TASK DESCRIPTION:
Retype the whole listing below, character for character.

[Dataset listings of figures]
.....

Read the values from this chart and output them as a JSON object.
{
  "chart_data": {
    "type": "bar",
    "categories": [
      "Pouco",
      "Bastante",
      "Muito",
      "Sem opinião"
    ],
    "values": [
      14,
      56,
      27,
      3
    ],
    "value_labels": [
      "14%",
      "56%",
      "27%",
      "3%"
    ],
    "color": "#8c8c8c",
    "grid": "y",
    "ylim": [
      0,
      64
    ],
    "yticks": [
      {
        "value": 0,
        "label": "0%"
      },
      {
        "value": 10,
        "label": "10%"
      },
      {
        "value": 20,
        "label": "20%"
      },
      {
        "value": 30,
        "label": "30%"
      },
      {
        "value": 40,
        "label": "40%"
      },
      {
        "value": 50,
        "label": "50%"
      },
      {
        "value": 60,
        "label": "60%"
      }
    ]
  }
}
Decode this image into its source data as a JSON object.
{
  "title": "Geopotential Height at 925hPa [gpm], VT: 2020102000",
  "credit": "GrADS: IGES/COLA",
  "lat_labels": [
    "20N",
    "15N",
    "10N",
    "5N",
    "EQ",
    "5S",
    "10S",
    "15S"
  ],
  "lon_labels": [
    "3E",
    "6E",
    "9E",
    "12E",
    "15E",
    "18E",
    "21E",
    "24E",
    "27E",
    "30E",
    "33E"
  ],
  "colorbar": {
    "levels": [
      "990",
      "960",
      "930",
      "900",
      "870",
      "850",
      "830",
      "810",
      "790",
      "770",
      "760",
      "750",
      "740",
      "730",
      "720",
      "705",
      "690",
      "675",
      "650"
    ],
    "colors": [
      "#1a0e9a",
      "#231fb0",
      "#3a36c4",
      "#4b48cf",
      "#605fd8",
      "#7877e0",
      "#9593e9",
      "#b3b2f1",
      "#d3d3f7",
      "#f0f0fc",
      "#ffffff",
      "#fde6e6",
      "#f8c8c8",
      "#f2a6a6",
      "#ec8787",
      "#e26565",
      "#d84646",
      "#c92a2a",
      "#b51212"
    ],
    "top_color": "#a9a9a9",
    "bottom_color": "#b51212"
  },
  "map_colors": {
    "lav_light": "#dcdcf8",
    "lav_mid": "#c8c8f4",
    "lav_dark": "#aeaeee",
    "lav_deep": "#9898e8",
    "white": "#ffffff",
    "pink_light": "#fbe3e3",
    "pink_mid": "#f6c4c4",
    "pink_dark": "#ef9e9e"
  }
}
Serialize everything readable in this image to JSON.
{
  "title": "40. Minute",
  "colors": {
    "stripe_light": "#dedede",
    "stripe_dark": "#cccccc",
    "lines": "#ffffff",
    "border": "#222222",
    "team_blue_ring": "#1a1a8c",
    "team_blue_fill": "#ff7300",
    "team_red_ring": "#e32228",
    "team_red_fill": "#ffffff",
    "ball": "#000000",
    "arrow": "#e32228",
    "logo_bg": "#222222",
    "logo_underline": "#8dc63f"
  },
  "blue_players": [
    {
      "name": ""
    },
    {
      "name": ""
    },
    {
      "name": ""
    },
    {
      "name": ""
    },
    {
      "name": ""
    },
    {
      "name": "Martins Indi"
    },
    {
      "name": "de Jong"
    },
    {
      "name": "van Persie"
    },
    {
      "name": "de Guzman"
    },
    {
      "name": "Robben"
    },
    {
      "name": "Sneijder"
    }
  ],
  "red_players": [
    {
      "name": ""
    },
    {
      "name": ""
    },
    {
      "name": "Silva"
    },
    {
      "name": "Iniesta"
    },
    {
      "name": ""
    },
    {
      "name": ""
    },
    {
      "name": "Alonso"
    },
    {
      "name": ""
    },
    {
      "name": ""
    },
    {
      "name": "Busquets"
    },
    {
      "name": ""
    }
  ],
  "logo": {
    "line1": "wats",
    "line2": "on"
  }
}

.....

EXERCISE OUTPUT:
Read the values from this chart and output them as a JSON object.
{
  "chart_data": {
    "type": "bar",
    "categories": [
      "Pouco",
      "Bastante",
      "Muito",
      "Sem opinião"
    ],
    "values": [
      14,
      56,
      27,
      3
    ],
    "value_labels": [
      "14%",
      "56%",
      "27%",
      "3%"
    ],
    "color": "#8c8c8c",
    "grid": "y",
    "ylim": [
      0,
      64
    ],
    "yticks": [
      {
        "value": 0,
        "label": "0%"
      },
      {
        "value": 10,
        "label": "10%"
      },
      {
        "value": 20,
        "label": "20%"
      },
      {
        "value": 30,
        "label": "30%"
      },
      {
        "value": 40,
        "label": "40%"
      },
      {
        "value": 50,
        "label": "50%"
      },
      {
        "value": 60,
        "label": "60%"
      }
    ]
  }
}
Decode this image into its source data as a JSON object.
{
  "title": "Geopotential Height at 925hPa [gpm], VT: 2020102000",
  "credit": "GrADS: IGES/COLA",
  "lat_labels": [
    "20N",
    "15N",
    "10N",
    "5N",
    "EQ",
    "5S",
    "10S",
    "15S"
  ],
  "lon_labels": [
    "3E",
    "6E",
    "9E",
    "12E",
    "15E",
    "18E",
    "21E",
    "24E",
    "27E",
    "30E",
    "33E"
  ],
  "colorbar": {
    "levels": [
      "990",
      "960",
      "930",
      "900",
      "870",
      "850",
      "830",
      "810",
      "790",
      "770",
      "760",
      "750",
      "740",
      "730",
      "720",
      "705",
      "690",
      "675",
      "650"
    ],
    "colors": [
      "#1a0e9a",
      "#231fb0",
      "#3a36c4",
      "#4b48cf",
      "#605fd8",
      "#7877e0",
      "#9593e9",
      "#b3b2f1",
      "#d3d3f7",
      "#f0f0fc",
      "#ffffff",
      "#fde6e6",
      "#f8c8c8",
      "#f2a6a6",
      "#ec8787",
      "#e26565",
      "#d84646",
      "#c92a2a",
      "#b51212"
    ],
    "top_color": "#a9a9a9",
    "bottom_color": "#b51212"
  },
  "map_colors": {
    "lav_light": "#dcdcf8",
    "lav_mid": "#c8c8f4",
    "lav_dark": "#aeaeee",
    "lav_deep": "#9898e8",
    "white": "#ffffff",
    "pink_light": "#fbe3e3",
    "pink_mid": "#f6c4c4",
    "pink_dark": "#ef9e9e"
  }
}
Serialize everything readable in this image to JSON.
{
  "title": "40. Minute",
  "colors": {
    "stripe_light": "#dedede",
    "stripe_dark": "#cccccc",
    "lines": "#ffffff",
    "border": "#222222",
    "team_blue_ring": "#1a1a8c",
    "team_blue_fill": "#ff7300",
    "team_red_ring": "#e32228",
    "team_red_fill": "#ffffff",
    "ball": "#000000",
    "arrow": "#e32228",
    "logo_bg": "#222222",
    "logo_underline": "#8dc63f"
  },
  "blue_players": [
    {
      "name": ""
    },
    {
      "name": ""
    },
    {
      "name": ""
    },
    {
      "name": ""
    },
    {
      "name": ""
    },
    {
      "name": "Martins Indi"
    },
    {
      "name": "de Jong"
    },
    {
      "name": "van Persie"
    },
    {
      "name": "de Guzman"
    },
    {
      "name": "Robben"
    },
    {
      "name": "Sneijder"
    }
  ],
  "red_players": [
    {
      "name": ""
    },
    {
      "name": ""
    },
    {
      "name": "Silva"
    },
    {
      "name": "Iniesta"
    },
    {
      "name": ""
    },
    {
      "name": ""
    },
    {
      "name": "Alonso"
    },
    {
      "name": ""
    },
    {
      "name": ""
    },
    {
      "name": "Busquets"
    },
    {
      "name": ""
    }
  ],
  "logo": {
    "line1": "wats",
    "line2": "on"
  }
}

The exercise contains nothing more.